> [WORK INSTRUCTIONS] Each entry below is to be written out exactly, and the pictures are to be left out.

> [DATA]
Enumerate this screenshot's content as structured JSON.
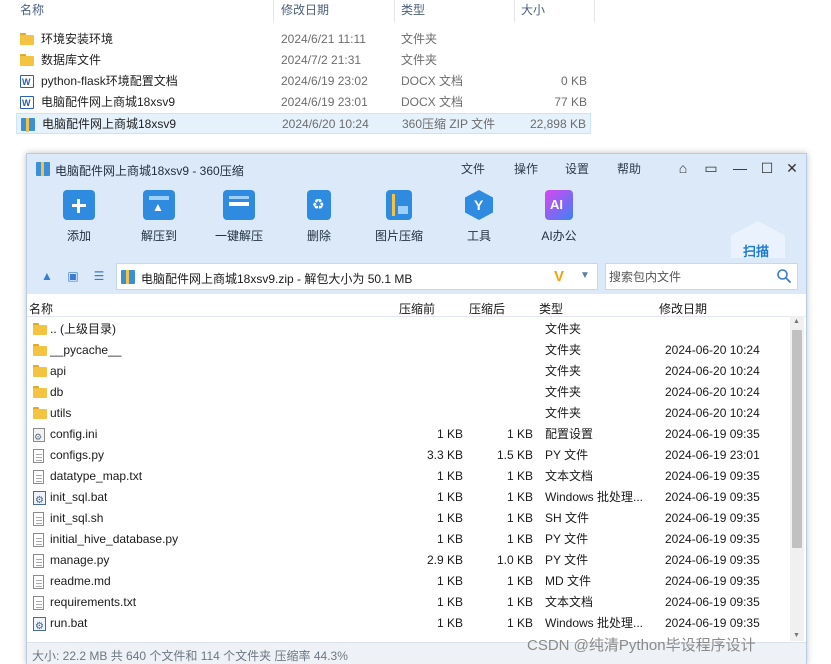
{
  "explorer": {
    "columns": [
      "名称",
      "修改日期",
      "类型",
      "大小"
    ],
    "rows": [
      {
        "name": "环境安装环境",
        "date": "2024/6/21 11:11",
        "type": "文件夹",
        "size": "",
        "icon": "folder-icon"
      },
      {
        "name": "数据库文件",
        "date": "2024/7/2 21:31",
        "type": "文件夹",
        "size": "",
        "icon": "folder-icon"
      },
      {
        "name": "python-flask环境配置文档",
        "date": "2024/6/19 23:02",
        "type": "DOCX 文档",
        "size": "0 KB",
        "icon": "word-doc-icon"
      },
      {
        "name": "电脑配件网上商城18xsv9",
        "date": "2024/6/19 23:01",
        "type": "DOCX 文档",
        "size": "77 KB",
        "icon": "word-doc-icon"
      },
      {
        "name": "电脑配件网上商城18xsv9",
        "date": "2024/6/20 10:24",
        "type": "360压缩 ZIP 文件",
        "size": "22,898 KB",
        "icon": "zip-archive-icon",
        "selected": true
      }
    ]
  },
  "window": {
    "title": "电脑配件网上商城18xsv9 - 360压缩",
    "menu": [
      "文件",
      "操作",
      "设置",
      "帮助"
    ],
    "toolbar": [
      {
        "label": "添加",
        "icon": "add-icon"
      },
      {
        "label": "解压到",
        "icon": "extract-to-icon"
      },
      {
        "label": "一键解压",
        "icon": "one-click-extract-icon"
      },
      {
        "label": "删除",
        "icon": "delete-icon"
      },
      {
        "label": "图片压缩",
        "icon": "image-compress-icon"
      },
      {
        "label": "工具",
        "icon": "tools-icon"
      },
      {
        "label": "AI办公",
        "icon": "ai-office-icon"
      }
    ],
    "scan_label": "扫描",
    "path": "电脑配件网上商城18xsv9.zip - 解包大小为 50.1 MB",
    "search_placeholder": "搜索包内文件",
    "columns": {
      "name": "名称",
      "csize": "压缩前",
      "osize": "压缩后",
      "type": "类型",
      "date": "修改日期"
    },
    "files": [
      {
        "name": ".. (上级目录)",
        "csize": "",
        "osize": "",
        "type": "文件夹",
        "date": "",
        "icon": "folder-icon"
      },
      {
        "name": "__pycache__",
        "csize": "",
        "osize": "",
        "type": "文件夹",
        "date": "2024-06-20 10:24",
        "icon": "folder-icon"
      },
      {
        "name": "api",
        "csize": "",
        "osize": "",
        "type": "文件夹",
        "date": "2024-06-20 10:24",
        "icon": "folder-icon"
      },
      {
        "name": "db",
        "csize": "",
        "osize": "",
        "type": "文件夹",
        "date": "2024-06-20 10:24",
        "icon": "folder-icon"
      },
      {
        "name": "utils",
        "csize": "",
        "osize": "",
        "type": "文件夹",
        "date": "2024-06-20 10:24",
        "icon": "folder-icon"
      },
      {
        "name": "config.ini",
        "csize": "1 KB",
        "osize": "1 KB",
        "type": "配置设置",
        "date": "2024-06-19 09:35",
        "icon": "config-file-icon"
      },
      {
        "name": "configs.py",
        "csize": "3.3 KB",
        "osize": "1.5 KB",
        "type": "PY 文件",
        "date": "2024-06-19 23:01",
        "icon": "file-icon"
      },
      {
        "name": "datatype_map.txt",
        "csize": "1 KB",
        "osize": "1 KB",
        "type": "文本文档",
        "date": "2024-06-19 09:35",
        "icon": "file-icon"
      },
      {
        "name": "init_sql.bat",
        "csize": "1 KB",
        "osize": "1 KB",
        "type": "Windows 批处理...",
        "date": "2024-06-19 09:35",
        "icon": "batch-file-icon"
      },
      {
        "name": "init_sql.sh",
        "csize": "1 KB",
        "osize": "1 KB",
        "type": "SH 文件",
        "date": "2024-06-19 09:35",
        "icon": "file-icon"
      },
      {
        "name": "initial_hive_database.py",
        "csize": "1 KB",
        "osize": "1 KB",
        "type": "PY 文件",
        "date": "2024-06-19 09:35",
        "icon": "file-icon"
      },
      {
        "name": "manage.py",
        "csize": "2.9 KB",
        "osize": "1.0 KB",
        "type": "PY 文件",
        "date": "2024-06-19 09:35",
        "icon": "file-icon"
      },
      {
        "name": "readme.md",
        "csize": "1 KB",
        "osize": "1 KB",
        "type": "MD 文件",
        "date": "2024-06-19 09:35",
        "icon": "file-icon"
      },
      {
        "name": "requirements.txt",
        "csize": "1 KB",
        "osize": "1 KB",
        "type": "文本文档",
        "date": "2024-06-19 09:35",
        "icon": "file-icon"
      },
      {
        "name": "run.bat",
        "csize": "1 KB",
        "osize": "1 KB",
        "type": "Windows 批处理...",
        "date": "2024-06-19 09:35",
        "icon": "batch-file-icon"
      }
    ],
    "status": "大小: 22.2 MB 共 640 个文件和 114 个文件夹 压缩率 44.3%"
  },
  "watermark": "CSDN @纯清Python毕设程序设计"
}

> [TASK RESULT]
Enumerate this screenshot's content as structured JSON.
{
  "explorer": {
    "columns": [
      "名称",
      "修改日期",
      "类型",
      "大小"
    ],
    "rows": [
      {
        "name": "环境安装环境",
        "date": "2024/6/21 11:11",
        "type": "文件夹",
        "size": "",
        "icon": "folder-icon"
      },
      {
        "name": "数据库文件",
        "date": "2024/7/2 21:31",
        "type": "文件夹",
        "size": "",
        "icon": "folder-icon"
      },
      {
        "name": "python-flask环境配置文档",
        "date": "2024/6/19 23:02",
        "type": "DOCX 文档",
        "size": "0 KB",
        "icon": "word-doc-icon"
      },
      {
        "name": "电脑配件网上商城18xsv9",
        "date": "2024/6/19 23:01",
        "type": "DOCX 文档",
        "size": "77 KB",
        "icon": "word-doc-icon"
      },
      {
        "name": "电脑配件网上商城18xsv9",
        "date": "2024/6/20 10:24",
        "type": "360压缩 ZIP 文件",
        "size": "22,898 KB",
        "icon": "zip-archive-icon",
        "selected": true
      }
    ]
  },
  "window": {
    "title": "电脑配件网上商城18xsv9 - 360压缩",
    "menu": [
      "文件",
      "操作",
      "设置",
      "帮助"
    ],
    "toolbar": [
      {
        "label": "添加",
        "icon": "add-icon"
      },
      {
        "label": "解压到",
        "icon": "extract-to-icon"
      },
      {
        "label": "一键解压",
        "icon": "one-click-extract-icon"
      },
      {
        "label": "删除",
        "icon": "delete-icon"
      },
      {
        "label": "图片压缩",
        "icon": "image-compress-icon"
      },
      {
        "label": "工具",
        "icon": "tools-icon"
      },
      {
        "label": "AI办公",
        "icon": "ai-office-icon"
      }
    ],
    "scan_label": "扫描",
    "path": "电脑配件网上商城18xsv9.zip - 解包大小为 50.1 MB",
    "search_placeholder": "搜索包内文件",
    "columns": {
      "name": "名称",
      "csize": "压缩前",
      "osize": "压缩后",
      "type": "类型",
      "date": "修改日期"
    },
    "files": [
      {
        "name": ".. (上级目录)",
        "csize": "",
        "osize": "",
        "type": "文件夹",
        "date": "",
        "icon": "folder-icon"
      },
      {
        "name": "__pycache__",
        "csize": "",
        "osize": "",
        "type": "文件夹",
        "date": "2024-06-20 10:24",
        "icon": "folder-icon"
      },
      {
        "name": "api",
        "csize": "",
        "osize": "",
        "type": "文件夹",
        "date": "2024-06-20 10:24",
        "icon": "folder-icon"
      },
      {
        "name": "db",
        "csize": "",
        "osize": "",
        "type": "文件夹",
        "date": "2024-06-20 10:24",
        "icon": "folder-icon"
      },
      {
        "name": "utils",
        "csize": "",
        "osize": "",
        "type": "文件夹",
        "date": "2024-06-20 10:24",
        "icon": "folder-icon"
      },
      {
        "name": "config.ini",
        "csize": "1 KB",
        "osize": "1 KB",
        "type": "配置设置",
        "date": "2024-06-19 09:35",
        "icon": "config-file-icon"
      },
      {
        "name": "configs.py",
        "csize": "3.3 KB",
        "osize": "1.5 KB",
        "type": "PY 文件",
        "date": "2024-06-19 23:01",
        "icon": "file-icon"
      },
      {
        "name": "datatype_map.txt",
        "csize": "1 KB",
        "osize": "1 KB",
        "type": "文本文档",
        "date": "2024-06-19 09:35",
        "icon": "file-icon"
      },
      {
        "name": "init_sql.bat",
        "csize": "1 KB",
        "osize": "1 KB",
        "type": "Windows 批处理...",
        "date": "2024-06-19 09:35",
        "icon": "batch-file-icon"
      },
      {
        "name": "init_sql.sh",
        "csize": "1 KB",
        "osize": "1 KB",
        "type": "SH 文件",
        "date": "2024-06-19 09:35",
        "icon": "file-icon"
      },
      {
        "name": "initial_hive_database.py",
        "csize": "1 KB",
        "osize": "1 KB",
        "type": "PY 文件",
        "date": "2024-06-19 09:35",
        "icon": "file-icon"
      },
      {
        "name": "manage.py",
        "csize": "2.9 KB",
        "osize": "1.0 KB",
        "type": "PY 文件",
        "date": "2024-06-19 09:35",
        "icon": "file-icon"
      },
      {
        "name": "readme.md",
        "csize": "1 KB",
        "osize": "1 KB",
        "type": "MD 文件",
        "date": "2024-06-19 09:35",
        "icon": "file-icon"
      },
      {
        "name": "requirements.txt",
        "csize": "1 KB",
        "osize": "1 KB",
        "type": "文本文档",
        "date": "2024-06-19 09:35",
        "icon": "file-icon"
      },
      {
        "name": "run.bat",
        "csize": "1 KB",
        "osize": "1 KB",
        "type": "Windows 批处理...",
        "date": "2024-06-19 09:35",
        "icon": "batch-file-icon"
      }
    ],
    "status": "大小: 22.2 MB 共 640 个文件和 114 个文件夹 压缩率 44.3%"
  },
  "watermark": "CSDN @纯清Python毕设程序设计"
}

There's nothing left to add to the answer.